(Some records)

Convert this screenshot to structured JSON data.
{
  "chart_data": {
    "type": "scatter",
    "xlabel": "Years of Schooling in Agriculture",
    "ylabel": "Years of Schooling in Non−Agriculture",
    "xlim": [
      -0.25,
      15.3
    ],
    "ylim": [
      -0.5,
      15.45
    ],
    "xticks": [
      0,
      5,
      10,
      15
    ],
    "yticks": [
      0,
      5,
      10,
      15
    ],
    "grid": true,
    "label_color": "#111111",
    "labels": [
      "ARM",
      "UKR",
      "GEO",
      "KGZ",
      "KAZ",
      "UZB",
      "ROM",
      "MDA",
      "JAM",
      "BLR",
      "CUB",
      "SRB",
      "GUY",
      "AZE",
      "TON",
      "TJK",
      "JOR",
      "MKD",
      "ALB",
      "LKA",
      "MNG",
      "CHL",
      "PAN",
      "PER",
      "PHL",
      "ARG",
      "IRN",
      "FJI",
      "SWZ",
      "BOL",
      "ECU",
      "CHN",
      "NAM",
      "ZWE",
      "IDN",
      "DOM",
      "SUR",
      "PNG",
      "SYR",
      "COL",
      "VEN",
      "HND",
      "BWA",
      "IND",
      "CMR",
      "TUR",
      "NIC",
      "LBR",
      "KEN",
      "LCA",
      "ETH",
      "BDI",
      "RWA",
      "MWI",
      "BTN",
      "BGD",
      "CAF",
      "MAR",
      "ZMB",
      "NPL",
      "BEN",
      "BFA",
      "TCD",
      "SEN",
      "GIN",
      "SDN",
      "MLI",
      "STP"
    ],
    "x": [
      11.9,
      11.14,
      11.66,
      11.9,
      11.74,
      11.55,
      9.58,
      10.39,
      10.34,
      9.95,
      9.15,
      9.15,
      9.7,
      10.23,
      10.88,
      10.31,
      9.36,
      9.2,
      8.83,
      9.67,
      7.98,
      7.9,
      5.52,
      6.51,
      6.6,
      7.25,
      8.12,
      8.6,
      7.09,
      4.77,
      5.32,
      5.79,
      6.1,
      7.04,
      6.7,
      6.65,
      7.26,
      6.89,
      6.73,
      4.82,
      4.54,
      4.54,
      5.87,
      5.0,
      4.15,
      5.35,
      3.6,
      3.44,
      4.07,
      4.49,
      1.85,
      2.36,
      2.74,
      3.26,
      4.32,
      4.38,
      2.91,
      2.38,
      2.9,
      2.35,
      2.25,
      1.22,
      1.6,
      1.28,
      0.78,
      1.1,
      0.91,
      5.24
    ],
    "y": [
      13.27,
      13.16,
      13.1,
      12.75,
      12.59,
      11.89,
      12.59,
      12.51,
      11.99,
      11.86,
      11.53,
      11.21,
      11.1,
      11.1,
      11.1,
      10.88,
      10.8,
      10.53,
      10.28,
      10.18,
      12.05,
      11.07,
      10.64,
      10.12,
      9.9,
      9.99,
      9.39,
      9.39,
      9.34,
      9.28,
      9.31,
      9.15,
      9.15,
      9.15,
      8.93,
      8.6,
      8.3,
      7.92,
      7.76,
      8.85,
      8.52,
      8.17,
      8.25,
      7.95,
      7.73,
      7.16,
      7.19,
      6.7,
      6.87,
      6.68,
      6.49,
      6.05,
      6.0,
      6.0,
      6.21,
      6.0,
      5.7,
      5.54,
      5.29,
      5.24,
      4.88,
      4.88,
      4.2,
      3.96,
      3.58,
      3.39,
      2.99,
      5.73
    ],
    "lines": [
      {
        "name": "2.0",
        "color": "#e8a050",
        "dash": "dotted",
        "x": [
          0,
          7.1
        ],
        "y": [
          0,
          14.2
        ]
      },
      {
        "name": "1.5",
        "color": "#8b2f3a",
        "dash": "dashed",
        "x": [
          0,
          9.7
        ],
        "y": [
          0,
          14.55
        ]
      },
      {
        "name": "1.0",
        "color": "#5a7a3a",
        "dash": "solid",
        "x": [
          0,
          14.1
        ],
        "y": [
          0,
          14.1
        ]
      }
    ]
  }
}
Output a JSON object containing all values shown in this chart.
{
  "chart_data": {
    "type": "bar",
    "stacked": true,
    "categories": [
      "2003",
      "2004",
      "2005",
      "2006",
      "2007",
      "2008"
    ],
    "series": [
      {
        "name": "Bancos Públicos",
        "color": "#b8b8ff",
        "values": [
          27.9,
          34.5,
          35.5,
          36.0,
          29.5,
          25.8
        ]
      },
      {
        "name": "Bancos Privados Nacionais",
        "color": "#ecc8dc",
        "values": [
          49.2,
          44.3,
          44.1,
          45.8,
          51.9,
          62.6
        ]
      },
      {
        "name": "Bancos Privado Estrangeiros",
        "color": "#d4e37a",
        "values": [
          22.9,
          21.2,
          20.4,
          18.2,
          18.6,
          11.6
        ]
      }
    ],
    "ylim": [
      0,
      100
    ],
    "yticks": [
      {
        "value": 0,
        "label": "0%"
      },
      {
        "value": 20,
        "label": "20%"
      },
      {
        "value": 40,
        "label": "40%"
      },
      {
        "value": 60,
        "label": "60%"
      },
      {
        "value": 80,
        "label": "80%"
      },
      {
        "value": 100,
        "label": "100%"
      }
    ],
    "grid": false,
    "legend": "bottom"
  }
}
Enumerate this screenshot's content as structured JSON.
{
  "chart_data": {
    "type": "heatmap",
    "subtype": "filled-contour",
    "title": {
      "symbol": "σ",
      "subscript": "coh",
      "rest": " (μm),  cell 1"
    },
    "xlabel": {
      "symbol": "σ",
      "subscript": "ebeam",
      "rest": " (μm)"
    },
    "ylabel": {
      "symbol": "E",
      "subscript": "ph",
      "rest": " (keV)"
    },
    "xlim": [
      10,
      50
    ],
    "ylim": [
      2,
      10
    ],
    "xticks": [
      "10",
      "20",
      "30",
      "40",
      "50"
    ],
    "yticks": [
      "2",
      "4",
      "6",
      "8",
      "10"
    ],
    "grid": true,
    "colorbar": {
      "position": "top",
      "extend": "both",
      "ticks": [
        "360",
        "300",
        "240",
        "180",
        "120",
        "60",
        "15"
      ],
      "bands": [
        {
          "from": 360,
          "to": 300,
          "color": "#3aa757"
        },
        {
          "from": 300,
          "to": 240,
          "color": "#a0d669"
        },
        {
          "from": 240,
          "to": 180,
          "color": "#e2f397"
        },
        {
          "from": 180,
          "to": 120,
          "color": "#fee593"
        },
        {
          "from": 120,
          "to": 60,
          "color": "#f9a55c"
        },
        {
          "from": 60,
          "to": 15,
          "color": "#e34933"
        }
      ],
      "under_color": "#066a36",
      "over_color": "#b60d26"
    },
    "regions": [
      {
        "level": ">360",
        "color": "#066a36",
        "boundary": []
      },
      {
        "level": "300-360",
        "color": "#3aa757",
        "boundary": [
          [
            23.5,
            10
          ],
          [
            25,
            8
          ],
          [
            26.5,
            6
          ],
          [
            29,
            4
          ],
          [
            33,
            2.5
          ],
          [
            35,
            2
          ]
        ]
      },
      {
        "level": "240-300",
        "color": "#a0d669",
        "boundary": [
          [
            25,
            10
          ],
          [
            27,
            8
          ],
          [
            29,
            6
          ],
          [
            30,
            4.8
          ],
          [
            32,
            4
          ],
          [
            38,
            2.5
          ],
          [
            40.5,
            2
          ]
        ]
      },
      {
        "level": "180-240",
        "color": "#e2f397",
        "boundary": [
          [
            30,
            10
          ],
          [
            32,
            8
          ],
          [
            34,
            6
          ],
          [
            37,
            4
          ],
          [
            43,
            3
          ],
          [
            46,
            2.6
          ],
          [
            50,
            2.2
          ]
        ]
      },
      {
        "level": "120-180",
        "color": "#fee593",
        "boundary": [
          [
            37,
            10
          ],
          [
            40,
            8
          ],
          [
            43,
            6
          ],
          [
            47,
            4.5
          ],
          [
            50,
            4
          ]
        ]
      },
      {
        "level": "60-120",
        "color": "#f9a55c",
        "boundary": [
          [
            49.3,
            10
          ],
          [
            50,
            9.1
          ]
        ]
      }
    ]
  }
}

Task goal ▸ Find every line holding the word "Bancos"; give their count and nothing else.

Answer for this exercise ▸ 3